Anforderungen:
• 1. Geben Sie aus dem Bericht zum Böllerverbot den Abschnitt von „In Unterfranken blieb“ bis einschließlich „Bäderlandkreis die Debatte?“ wortgetreu aus.
• 2. Greifen Sie den Bericht zum Böllerverbot auf und setzen Sie ihn im Anschluss an seinen letzten Satz fort.

Quelle:
· · · · ·
Braucht es ein bundesweites Böllerverbot in Deutschland? Nachdem es vor allem in Berlin in der Silvesternacht zu heftigen Vorkommnissen mit fünf Toten und vielen Verletzten gekommen war, hat die Diskussion um ein Verbot neue Dynamik bekommen. Die Gewerkschaft der Polizei reichte beim Innenministerium eine Petition für ein Böllerverbot mit rund 1,5 Millionen Unterschriften ein.
In Unterfranken blieb es relativ friedlich. Rund 130 Einsätze gab es für die Polizei zwar, jedoch blieben größere Vorkommnisse aus, wie das Polizeipräsidium am Neujahrstag mitteilte. Dennoch wird auch in der Region und im Landkreis Bad Kissingen über ein mögliches Böllerverbot diskutiert. Wie sehen sechs Bürgermeisterinnen beziehungsweise Bürgermeister aus dem Bäderlandkreis die Debatte?
1. Judith Dekant (69), Bürgermeisterin von Thundorf: "Prinzipiell alles zu verbieten, damit tue ich mir schwer"

"In Thundorf handhaben wir es schon seit einigen Jahren so, dass die Gemeinde vor größeren Feuerwerken informiert wird. Es läuft alles sehr geordnet ab, auch diesmal war es wieder sehr ruhig und gut. Es gibt bestimmte Plätze, die vermehrt genutzt, aber auch wieder ordentlich aufgeräumt werden. Vorfälle gab es Gott sei Dank keine. Auf Bundesebene könnte ich damit leben, dass künftig mehr genehmigt werden muss. Aber prinzipiell alles zu verbieten, damit tue ich mir schwer. Man muss natürlich auch sagen: Wir sind eine kleine Ortschaft. Hier kennt jeder jeden und da geht man vielleicht anders miteinander um als in der Großstadt."
2. Andreas Sandwall (54), Bürgermeister von Bad Bocklet: "Ich halte wenig von Verboten"

"Es ist ein schwieriges Thema. Ich halte aber wenig von Verboten. Die Konsequenz ist ja, dass das irgendwer überprüfen muss. Und Verbote schaffen immer den Reiz, dagegen zu verstoßen. Die Polizei ist aus meiner Sicht eh schon an der Grenze des Machbaren. Es kommt dazu, dass hinter dem Feuerwerk auch eine Wirtschaft steht, die viel Geld damit verdient. Und wir bemängeln ja sowieso schon, dass es der Wirtschaft nicht so gut geht. Gewisse Bereiche, wie eine Altstadt, zu sperren, halte ich auf dem Land wegen der Überprüfbarkeit auch für schwierig. In Summe ist ein Verbot für mich kaum durchsetzbar. Diskussionen kommen immer dann auf, wenn etwas passiert. Und was passiert ist, muss man natürlich auch kritisieren. Aber mit Maß und Ziel."
· · · · ·
Datenzeilen:
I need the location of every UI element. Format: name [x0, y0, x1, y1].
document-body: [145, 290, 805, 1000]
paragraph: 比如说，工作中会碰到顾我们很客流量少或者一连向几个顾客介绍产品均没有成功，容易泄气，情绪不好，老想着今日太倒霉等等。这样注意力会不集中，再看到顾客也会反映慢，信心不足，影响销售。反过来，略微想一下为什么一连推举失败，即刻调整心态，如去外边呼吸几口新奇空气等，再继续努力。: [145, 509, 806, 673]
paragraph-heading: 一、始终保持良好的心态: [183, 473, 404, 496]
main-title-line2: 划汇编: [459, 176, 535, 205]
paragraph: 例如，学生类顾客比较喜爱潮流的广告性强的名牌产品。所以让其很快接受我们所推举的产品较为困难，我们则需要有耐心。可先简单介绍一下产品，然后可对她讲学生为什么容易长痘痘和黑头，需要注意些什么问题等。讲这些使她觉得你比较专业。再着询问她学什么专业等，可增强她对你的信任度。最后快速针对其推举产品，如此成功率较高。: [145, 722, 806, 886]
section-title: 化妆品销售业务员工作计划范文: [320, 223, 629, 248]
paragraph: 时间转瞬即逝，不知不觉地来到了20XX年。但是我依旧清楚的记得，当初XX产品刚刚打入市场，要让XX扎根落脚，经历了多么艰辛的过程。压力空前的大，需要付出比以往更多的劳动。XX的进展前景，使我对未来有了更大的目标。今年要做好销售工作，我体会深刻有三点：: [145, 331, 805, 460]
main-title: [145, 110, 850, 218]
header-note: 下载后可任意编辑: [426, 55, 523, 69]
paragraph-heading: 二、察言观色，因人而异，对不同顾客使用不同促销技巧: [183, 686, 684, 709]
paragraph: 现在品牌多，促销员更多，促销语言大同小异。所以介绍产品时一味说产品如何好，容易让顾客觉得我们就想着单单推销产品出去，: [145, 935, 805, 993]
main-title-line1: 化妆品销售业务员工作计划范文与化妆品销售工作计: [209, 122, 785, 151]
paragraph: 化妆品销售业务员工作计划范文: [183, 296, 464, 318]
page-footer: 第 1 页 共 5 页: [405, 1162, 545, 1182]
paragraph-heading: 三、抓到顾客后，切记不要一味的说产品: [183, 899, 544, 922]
· · · · ·
Antworten:
• 1.
In Unterfranken blieb es relativ friedlich. Rund 130 Einsätze gab es für die Polizei zwar, jedoch blieben größere Vorkommnisse aus, wie das Polizeipräsidium am Neujahrstag mitteilte. Dennoch wird auch in der Region und im Landkreis Bad Kissingen über ein mögliches Böllerverbot diskutiert. Wie sehen sechs Bürgermeisterinnen beziehungsweise Bürgermeister aus dem Bäderlandkreis die Debatte?

• 2.
3. Nico Rogge (38), Bürgermeister von Oerlenbach: "90 Prozent gehen sehr verantwortungsvoll mit Feuerwerkskörpern um"

"Die Szenen, die man teilweise gesehen hat, waren sehr heftig. Ich verstehe die Grundsatzdiskussion, gerade bei Tierhaltern. Auch, wenn mir jemand einen Böller zwei Meter vor die Füße werfen würde, würde mich das natürlich stören. Ein bundesweites Verbot müsste vom Gesetzgeber kommen und wäre aus meiner Sicht die Ultima Ratio. So weit sind wir auf dem Land sicher nicht. Ich persönlich glaube, dass 90 Prozent oder mehr sehr verantwortlich mit Feuerwerkskörpern umgehen. Bei uns gab es kaum Vorkommnisse, die gemeldet wurden. Eine Insellösung, also einzelne Bereiche auf unserem Gebiet zu sperren, halte ich auch für schwierig. Und noch einmal: Ich fände es sehr krass, wenn man das Böllern generell verbieten würde, weil sich Einzelne nicht an die Regeln halten."

4. René Gerner (53), Bürgermeister von Fuchsstadt: "Ich denke, auf dem Land ist alles okay"

"Fakt ist: Was beispielsweise in Berlin abgelaufen ist, geht gar nicht. Das muss unterbunden werden. Aber man muss schon unterscheiden zwischen den Ballungsräumen und dem dörflichen Bereich, das ist ein himmelweiter Unterschied. Wir haben auf dem Land nicht unbedingt die Klientel, die die Nacht nutzt, um Schäden zu verursachen. Natürlich geht an Silvester auch bei uns mal ein Schild kaputt, aber mit dem Böllern an sich hat das nichts zu tun. Ich denke, auf dem Land ist alles okay. Aber ich bin auch etwas zweigeteilt: Meine Kinder böllern auch mal gerne und Raketen sind ja auch schön. Andererseits sehe ich den großen Nachteil für Tiere und Umwelt. Es muss gemäßigt ablaufen."
5. Katja Habersack (48), Bürgermeisterin von Motten: "Bei uns auf dem Dorf sehe ich momentan keinen Handlungsbedarf"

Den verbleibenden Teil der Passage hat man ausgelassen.